[Extracted data entries]

<<<<

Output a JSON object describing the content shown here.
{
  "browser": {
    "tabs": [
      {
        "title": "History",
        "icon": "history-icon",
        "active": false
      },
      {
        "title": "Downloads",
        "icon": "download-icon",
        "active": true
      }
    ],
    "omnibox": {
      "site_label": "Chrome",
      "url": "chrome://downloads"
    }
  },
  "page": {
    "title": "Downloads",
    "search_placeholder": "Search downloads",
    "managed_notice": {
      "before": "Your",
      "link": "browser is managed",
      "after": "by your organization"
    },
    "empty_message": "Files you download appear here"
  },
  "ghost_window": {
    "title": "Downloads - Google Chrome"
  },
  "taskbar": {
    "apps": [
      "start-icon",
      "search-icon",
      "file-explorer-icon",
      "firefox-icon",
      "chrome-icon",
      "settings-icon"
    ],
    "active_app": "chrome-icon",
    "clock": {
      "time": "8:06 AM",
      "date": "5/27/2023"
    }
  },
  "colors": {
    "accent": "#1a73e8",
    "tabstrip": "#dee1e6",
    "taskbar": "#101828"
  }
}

>>>>
<<<<

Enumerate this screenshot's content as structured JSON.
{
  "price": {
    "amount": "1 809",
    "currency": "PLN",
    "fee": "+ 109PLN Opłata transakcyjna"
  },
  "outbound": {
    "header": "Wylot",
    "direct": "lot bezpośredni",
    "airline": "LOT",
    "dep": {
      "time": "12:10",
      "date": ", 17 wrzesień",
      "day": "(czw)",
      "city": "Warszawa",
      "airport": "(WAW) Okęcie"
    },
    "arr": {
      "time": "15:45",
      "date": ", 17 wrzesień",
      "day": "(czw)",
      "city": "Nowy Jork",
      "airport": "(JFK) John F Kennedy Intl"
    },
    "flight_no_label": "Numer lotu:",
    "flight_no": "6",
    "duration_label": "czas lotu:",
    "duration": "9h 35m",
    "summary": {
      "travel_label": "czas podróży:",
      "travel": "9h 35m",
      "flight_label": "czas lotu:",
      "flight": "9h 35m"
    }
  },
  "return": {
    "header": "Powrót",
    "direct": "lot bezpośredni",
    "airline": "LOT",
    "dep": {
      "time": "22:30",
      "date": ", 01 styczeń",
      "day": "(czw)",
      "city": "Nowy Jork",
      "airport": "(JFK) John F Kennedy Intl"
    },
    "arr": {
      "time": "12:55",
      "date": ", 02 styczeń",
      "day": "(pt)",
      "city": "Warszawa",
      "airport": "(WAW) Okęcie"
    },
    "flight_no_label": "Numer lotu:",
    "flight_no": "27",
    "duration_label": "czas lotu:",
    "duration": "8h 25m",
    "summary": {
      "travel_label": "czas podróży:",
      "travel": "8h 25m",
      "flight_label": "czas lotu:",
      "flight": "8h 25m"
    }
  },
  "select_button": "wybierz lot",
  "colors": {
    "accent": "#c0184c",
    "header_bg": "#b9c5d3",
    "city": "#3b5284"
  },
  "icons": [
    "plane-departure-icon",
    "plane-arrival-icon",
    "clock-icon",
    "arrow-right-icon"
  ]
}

>>>>

▶ What you have to do: Give the number of lines above that hold the word "date", and nothing more.

▶ Problem solution: 5